__Set problem__. Show each line from the listing that includes the word "Jean".

(Dataset records)
══════════════════════════════

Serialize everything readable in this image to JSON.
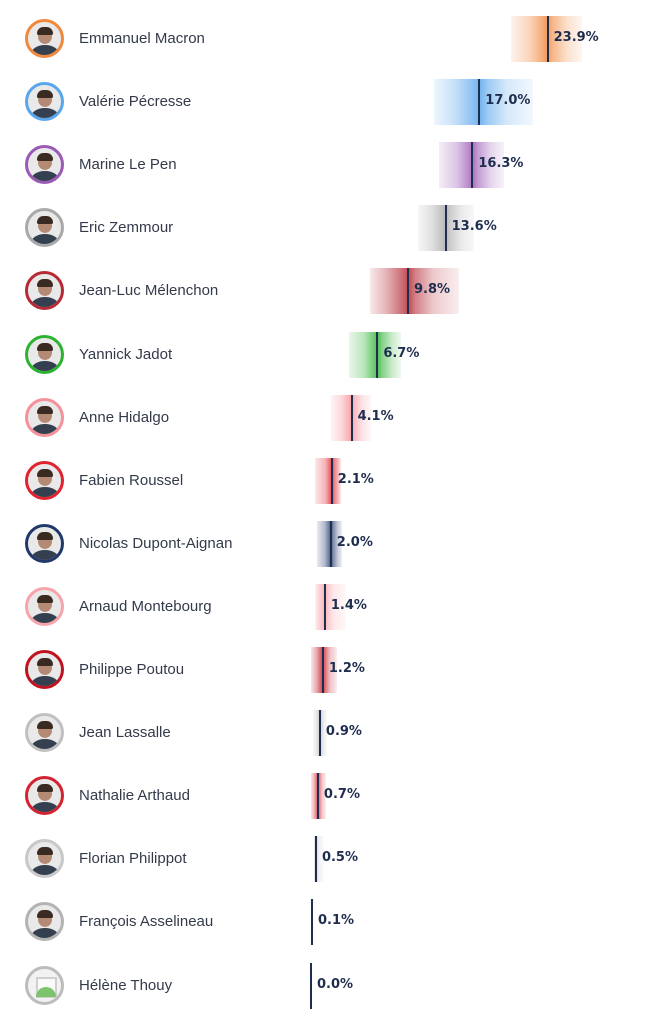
{
  "chart_data": {
    "type": "bar",
    "title": "",
    "xlabel": "",
    "ylabel": "",
    "xlim": [
      0,
      30
    ],
    "unit": "%",
    "series": [
      {
        "name": "Emmanuel Macron",
        "value": 23.9,
        "label": "23.9%",
        "range": [
          20.2,
          27.4
        ],
        "color": "#f0883e"
      },
      {
        "name": "Valérie Pécresse",
        "value": 17.0,
        "label": "17.0%",
        "range": [
          12.4,
          22.4
        ],
        "color": "#5aa6ec"
      },
      {
        "name": "Marine Le Pen",
        "value": 16.3,
        "label": "16.3%",
        "range": [
          12.9,
          19.5
        ],
        "color": "#9b59b6"
      },
      {
        "name": "Eric Zemmour",
        "value": 13.6,
        "label": "13.6%",
        "range": [
          10.8,
          16.5
        ],
        "color": "#a9a9a9"
      },
      {
        "name": "Jean-Luc Mélenchon",
        "value": 9.8,
        "label": "9.8%",
        "range": [
          6.0,
          14.9
        ],
        "color": "#b52a35"
      },
      {
        "name": "Yannick Jadot",
        "value": 6.7,
        "label": "6.7%",
        "range": [
          3.8,
          9.1
        ],
        "color": "#2db232"
      },
      {
        "name": "Anne Hidalgo",
        "value": 4.1,
        "label": "4.1%",
        "range": [
          2.0,
          6.1
        ],
        "color": "#f4919a"
      },
      {
        "name": "Fabien Roussel",
        "value": 2.1,
        "label": "2.1%",
        "range": [
          0.4,
          3.0
        ],
        "color": "#e0232e"
      },
      {
        "name": "Nicolas Dupont-Aignan",
        "value": 2.0,
        "label": "2.0%",
        "range": [
          0.6,
          3.1
        ],
        "color": "#21386b"
      },
      {
        "name": "Arnaud Montebourg",
        "value": 1.4,
        "label": "1.4%",
        "range": [
          0.4,
          3.5
        ],
        "color": "#f7a4ab"
      },
      {
        "name": "Philippe Poutou",
        "value": 1.2,
        "label": "1.2%",
        "range": [
          0.0,
          2.6
        ],
        "color": "#c1121f"
      },
      {
        "name": "Jean Lassalle",
        "value": 0.9,
        "label": "0.9%",
        "range": [
          0.2,
          1.6
        ],
        "color": "#c0c0c0"
      },
      {
        "name": "Nathalie Arthaud",
        "value": 0.7,
        "label": "0.7%",
        "range": [
          0.0,
          1.5
        ],
        "color": "#d32230"
      },
      {
        "name": "Florian Philippot",
        "value": 0.5,
        "label": "0.5%",
        "range": [
          0.3,
          1.3
        ],
        "color": "#c8c8c8"
      },
      {
        "name": "François Asselineau",
        "value": 0.1,
        "label": "0.1%",
        "range": [
          0.0,
          0.1
        ],
        "color": "#b3b3b3"
      },
      {
        "name": "Hélène Thouy",
        "value": 0.0,
        "label": "0.0%",
        "range": [
          0.0,
          0.0
        ],
        "color": "#bcbcbc",
        "placeholder": true
      }
    ]
  }
}
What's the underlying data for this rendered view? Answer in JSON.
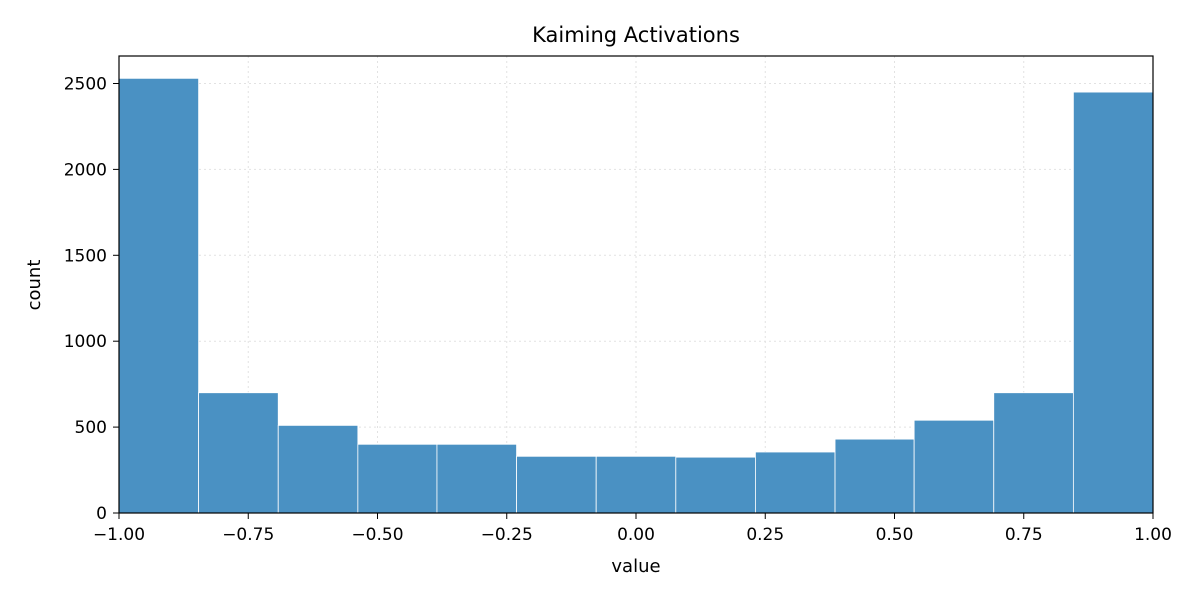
{
  "chart_data": {
    "type": "bar",
    "title": "Kaiming Activations",
    "xlabel": "value",
    "ylabel": "count",
    "xlim": [
      -1.0,
      1.0
    ],
    "ylim": [
      0,
      2660
    ],
    "grid": true,
    "bins": [
      {
        "x0": -1.0,
        "x1": -0.846,
        "count": 2530
      },
      {
        "x0": -0.846,
        "x1": -0.692,
        "count": 700
      },
      {
        "x0": -0.692,
        "x1": -0.538,
        "count": 510
      },
      {
        "x0": -0.538,
        "x1": -0.385,
        "count": 400
      },
      {
        "x0": -0.385,
        "x1": -0.231,
        "count": 400
      },
      {
        "x0": -0.231,
        "x1": -0.077,
        "count": 330
      },
      {
        "x0": -0.077,
        "x1": 0.077,
        "count": 330
      },
      {
        "x0": 0.077,
        "x1": 0.231,
        "count": 325
      },
      {
        "x0": 0.231,
        "x1": 0.385,
        "count": 355
      },
      {
        "x0": 0.385,
        "x1": 0.538,
        "count": 430
      },
      {
        "x0": 0.538,
        "x1": 0.692,
        "count": 540
      },
      {
        "x0": 0.692,
        "x1": 0.846,
        "count": 700
      },
      {
        "x0": 0.846,
        "x1": 1.0,
        "count": 2450
      }
    ],
    "xticks": [
      {
        "value": -1.0,
        "label": "−1.00"
      },
      {
        "value": -0.75,
        "label": "−0.75"
      },
      {
        "value": -0.5,
        "label": "−0.50"
      },
      {
        "value": -0.25,
        "label": "−0.25"
      },
      {
        "value": 0.0,
        "label": "0.00"
      },
      {
        "value": 0.25,
        "label": "0.25"
      },
      {
        "value": 0.5,
        "label": "0.50"
      },
      {
        "value": 0.75,
        "label": "0.75"
      },
      {
        "value": 1.0,
        "label": "1.00"
      }
    ],
    "yticks": [
      {
        "value": 0,
        "label": "0"
      },
      {
        "value": 500,
        "label": "500"
      },
      {
        "value": 1000,
        "label": "1000"
      },
      {
        "value": 1500,
        "label": "1500"
      },
      {
        "value": 2000,
        "label": "2000"
      },
      {
        "value": 2500,
        "label": "2500"
      }
    ],
    "colors": {
      "bar": "#4a91c3",
      "bar_edge": "#ffffff"
    }
  }
}
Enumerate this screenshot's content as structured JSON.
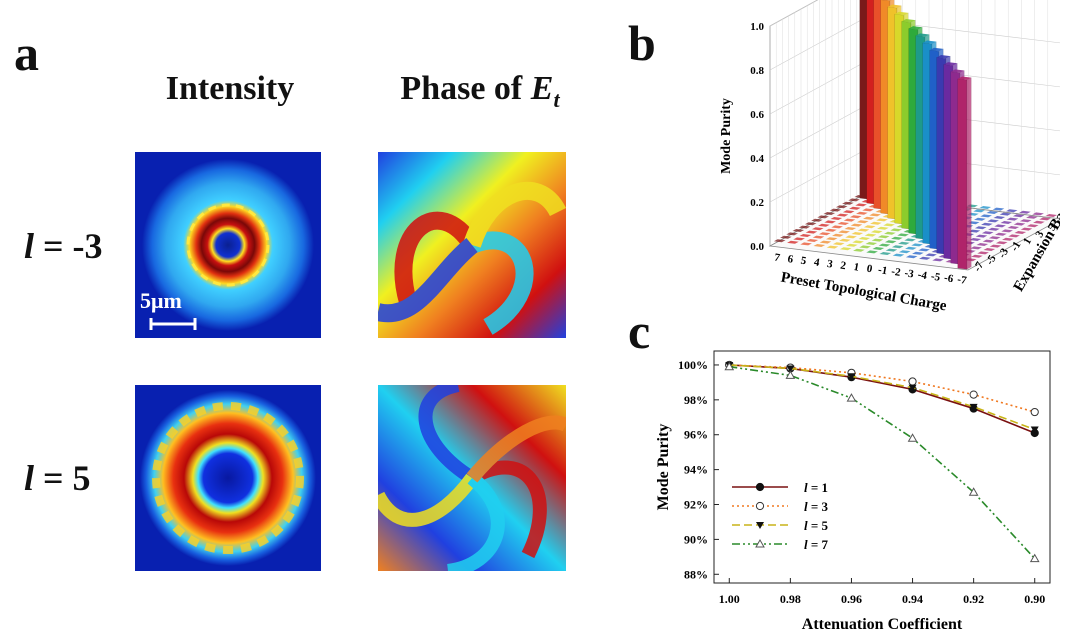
{
  "panel_a": {
    "letter": "a",
    "col_intensity": "Intensity",
    "col_phase_prefix": "Phase of ",
    "col_phase_var": "E",
    "col_phase_sub": "t",
    "rows": [
      {
        "l_symbol": "l",
        "l_value": "= -3"
      },
      {
        "l_symbol": "l",
        "l_value": "= 5"
      }
    ],
    "scalebar": "5μm"
  },
  "panel_b": {
    "letter": "b"
  },
  "panel_c": {
    "letter": "c"
  },
  "chart_data": [
    {
      "type": "bar",
      "subtype": "3d-bar",
      "ylabel": "Mode Purity",
      "xlabel": "Preset Topological Charge",
      "zlabel": "Expansion Base",
      "yticks": [
        "0.0",
        "0.2",
        "0.4",
        "0.6",
        "0.8",
        "1.0"
      ],
      "xticks": [
        "7",
        "6",
        "5",
        "4",
        "3",
        "2",
        "1",
        "0",
        "-1",
        "-2",
        "-3",
        "-4",
        "-5",
        "-6",
        "-7"
      ],
      "zticks": [
        "-7",
        "-5",
        "-3",
        "-1",
        "1",
        "3",
        "5",
        "7"
      ],
      "categories": [
        "7",
        "6",
        "5",
        "4",
        "3",
        "2",
        "1",
        "0",
        "-1",
        "-2",
        "-3",
        "-4",
        "-5",
        "-6",
        "-7"
      ],
      "values": [
        1.0,
        0.99,
        0.98,
        0.97,
        0.96,
        0.95,
        0.94,
        0.93,
        0.92,
        0.91,
        0.9,
        0.89,
        0.88,
        0.87,
        0.86
      ],
      "ylim": [
        0,
        1
      ],
      "colors": [
        "#7a1a1a",
        "#d21f1f",
        "#e8502a",
        "#f08a28",
        "#f0c22a",
        "#d8d82a",
        "#8ccc2c",
        "#2eaa3c",
        "#1e9a8a",
        "#1a8fc8",
        "#2060c8",
        "#3a3ab0",
        "#6a2aa0",
        "#8e2a8e",
        "#b0246a"
      ]
    },
    {
      "type": "line",
      "xlabel": "Attenuation Coefficient",
      "ylabel": "Mode Purity",
      "x": [
        1.0,
        0.98,
        0.96,
        0.94,
        0.92,
        0.9
      ],
      "xticks": [
        "1.00",
        "0.98",
        "0.96",
        "0.94",
        "0.92",
        "0.90"
      ],
      "yticks": [
        "88%",
        "90%",
        "92%",
        "94%",
        "96%",
        "98%",
        "100%"
      ],
      "ylim": [
        87.5,
        100.8
      ],
      "series": [
        {
          "name": "l = 1",
          "symbol": "l",
          "value": "= 1",
          "values": [
            100.0,
            99.8,
            99.3,
            98.6,
            97.5,
            96.1
          ],
          "color": "#7a1010",
          "dash": "",
          "marker": "filled-circle"
        },
        {
          "name": "l = 3",
          "symbol": "l",
          "value": "= 3",
          "values": [
            100.0,
            99.85,
            99.55,
            99.05,
            98.3,
            97.3
          ],
          "color": "#f07820",
          "dash": "2,3",
          "marker": "open-circle"
        },
        {
          "name": "l = 5",
          "symbol": "l",
          "value": "= 5",
          "values": [
            100.0,
            99.8,
            99.35,
            98.7,
            97.6,
            96.3
          ],
          "color": "#c8b418",
          "dash": "8,4",
          "marker": "filled-triangle"
        },
        {
          "name": "l = 7",
          "symbol": "l",
          "value": "= 7",
          "values": [
            99.9,
            99.4,
            98.1,
            95.8,
            92.7,
            88.9
          ],
          "color": "#2a8a2a",
          "dash": "8,3,2,3,2,3",
          "marker": "open-triangle"
        }
      ],
      "legend": "bottom-left"
    }
  ]
}
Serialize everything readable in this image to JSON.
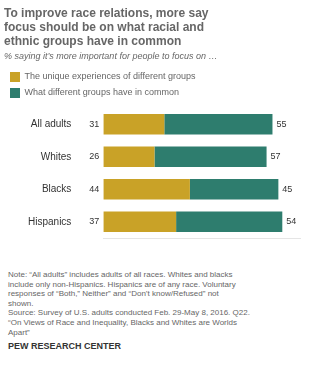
{
  "chart_data": {
    "type": "bar",
    "orientation": "horizontal",
    "stacked": true,
    "title": "To improve race relations, more say\nfocus should be on what racial and\nethnic groups have in common",
    "subtitle": "% saying it’s more important for people to focus on …",
    "categories": [
      "All adults",
      "Whites",
      "Blacks",
      "Hispanics"
    ],
    "series": [
      {
        "name": "The unique experiences of different groups",
        "color": "#C9A227",
        "values": [
          31,
          26,
          44,
          37
        ]
      },
      {
        "name": "What different groups have in common",
        "color": "#2E7D6E",
        "values": [
          55,
          57,
          45,
          54
        ]
      }
    ],
    "xlim": [
      0,
      100
    ],
    "grid": false,
    "legend": "top",
    "data_labels": true,
    "tick_labels": "y",
    "annotations": [
      "Note: “All adults” includes adults of all races. Whites and blacks\ninclude only non-Hispanics. Hispanics are of any race. Voluntary\nresponses of “Both,” Neither” and “Don’t know/Refused” not\nshown.\nSource: Survey of U.S. adults conducted Feb. 29-May 8, 2016. Q22.\n“On Views of Race and Inequality, Blacks and Whites are Worlds\nApart”",
      "PEW RESEARCH CENTER"
    ]
  }
}
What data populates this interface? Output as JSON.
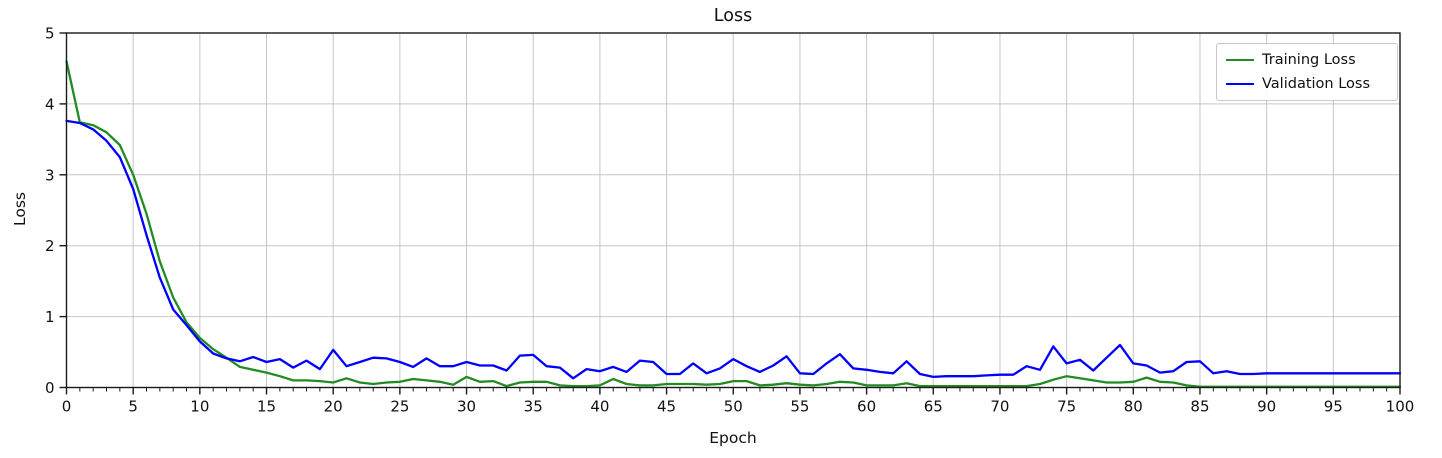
{
  "figure": {
    "title": "Loss",
    "xlabel": "Epoch",
    "ylabel": "Loss"
  },
  "chart_data": {
    "type": "line",
    "title": "Loss",
    "xlabel": "Epoch",
    "ylabel": "Loss",
    "xlim": [
      0,
      100
    ],
    "ylim": [
      0,
      5
    ],
    "xticks": [
      0,
      5,
      10,
      15,
      20,
      25,
      30,
      35,
      40,
      45,
      50,
      55,
      60,
      65,
      70,
      75,
      80,
      85,
      90,
      95,
      100
    ],
    "yticks": [
      0,
      1,
      2,
      3,
      4,
      5
    ],
    "grid": true,
    "legend_position": "upper right",
    "x": [
      0,
      1,
      2,
      3,
      4,
      5,
      6,
      7,
      8,
      9,
      10,
      11,
      12,
      13,
      14,
      15,
      16,
      17,
      18,
      19,
      20,
      21,
      22,
      23,
      24,
      25,
      26,
      27,
      28,
      29,
      30,
      31,
      32,
      33,
      34,
      35,
      36,
      37,
      38,
      39,
      40,
      41,
      42,
      43,
      44,
      45,
      46,
      47,
      48,
      49,
      50,
      51,
      52,
      53,
      54,
      55,
      56,
      57,
      58,
      59,
      60,
      61,
      62,
      63,
      64,
      65,
      66,
      67,
      68,
      69,
      70,
      71,
      72,
      73,
      74,
      75,
      76,
      77,
      78,
      79,
      80,
      81,
      82,
      83,
      84,
      85,
      86,
      87,
      88,
      89,
      90,
      91,
      92,
      93,
      94,
      95,
      96,
      97,
      98,
      99,
      100
    ],
    "series": [
      {
        "name": "Training Loss",
        "color": "#228b22",
        "values": [
          4.6,
          3.74,
          3.7,
          3.6,
          3.42,
          3.0,
          2.45,
          1.78,
          1.27,
          0.92,
          0.7,
          0.54,
          0.42,
          0.29,
          0.25,
          0.21,
          0.16,
          0.1,
          0.1,
          0.09,
          0.07,
          0.13,
          0.07,
          0.05,
          0.07,
          0.08,
          0.12,
          0.1,
          0.08,
          0.04,
          0.15,
          0.08,
          0.09,
          0.02,
          0.07,
          0.08,
          0.08,
          0.03,
          0.02,
          0.02,
          0.03,
          0.12,
          0.05,
          0.03,
          0.03,
          0.05,
          0.05,
          0.05,
          0.04,
          0.05,
          0.09,
          0.09,
          0.03,
          0.04,
          0.06,
          0.04,
          0.03,
          0.05,
          0.08,
          0.07,
          0.03,
          0.03,
          0.03,
          0.06,
          0.02,
          0.02,
          0.02,
          0.02,
          0.02,
          0.02,
          0.02,
          0.02,
          0.02,
          0.05,
          0.11,
          0.16,
          0.13,
          0.1,
          0.07,
          0.07,
          0.08,
          0.14,
          0.08,
          0.07,
          0.03,
          0.01,
          0.01,
          0.01,
          0.01,
          0.01,
          0.01,
          0.01,
          0.01,
          0.01,
          0.01,
          0.01,
          0.01,
          0.01,
          0.01,
          0.01,
          0.01
        ]
      },
      {
        "name": "Validation Loss",
        "color": "#0000ff",
        "values": [
          3.76,
          3.73,
          3.64,
          3.48,
          3.25,
          2.8,
          2.15,
          1.55,
          1.1,
          0.88,
          0.65,
          0.48,
          0.41,
          0.37,
          0.43,
          0.36,
          0.4,
          0.28,
          0.38,
          0.26,
          0.53,
          0.3,
          0.36,
          0.42,
          0.41,
          0.36,
          0.29,
          0.41,
          0.3,
          0.3,
          0.36,
          0.31,
          0.31,
          0.24,
          0.45,
          0.46,
          0.3,
          0.28,
          0.13,
          0.26,
          0.23,
          0.29,
          0.22,
          0.38,
          0.36,
          0.19,
          0.19,
          0.34,
          0.2,
          0.27,
          0.4,
          0.3,
          0.22,
          0.31,
          0.44,
          0.2,
          0.19,
          0.34,
          0.47,
          0.27,
          0.25,
          0.22,
          0.2,
          0.37,
          0.19,
          0.15,
          0.16,
          0.16,
          0.16,
          0.17,
          0.18,
          0.18,
          0.3,
          0.25,
          0.58,
          0.34,
          0.39,
          0.24,
          0.42,
          0.6,
          0.34,
          0.31,
          0.21,
          0.23,
          0.36,
          0.37,
          0.2,
          0.23,
          0.19,
          0.19,
          0.2,
          0.2,
          0.2,
          0.2,
          0.2,
          0.2,
          0.2,
          0.2,
          0.2,
          0.2,
          0.2
        ]
      }
    ],
    "colors": {
      "grid": "#c6c6c6",
      "spine": "#1a1a1a",
      "background": "#ffffff"
    }
  }
}
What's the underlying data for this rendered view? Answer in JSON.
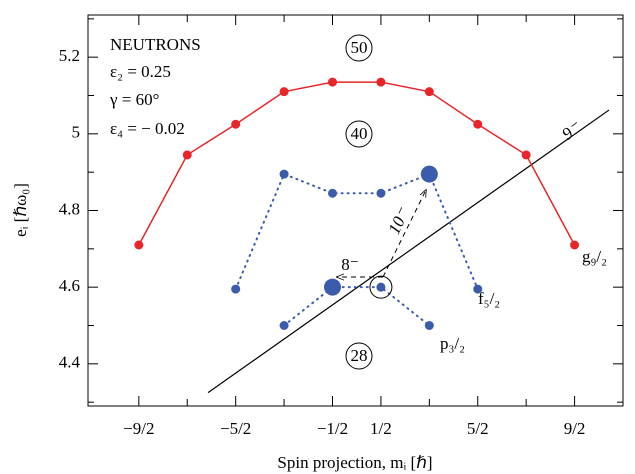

══════════════════════════════

__Complete answer__.
        "name": "Jean-Luc Mélenchon",
        "name": "Jean Lassalle",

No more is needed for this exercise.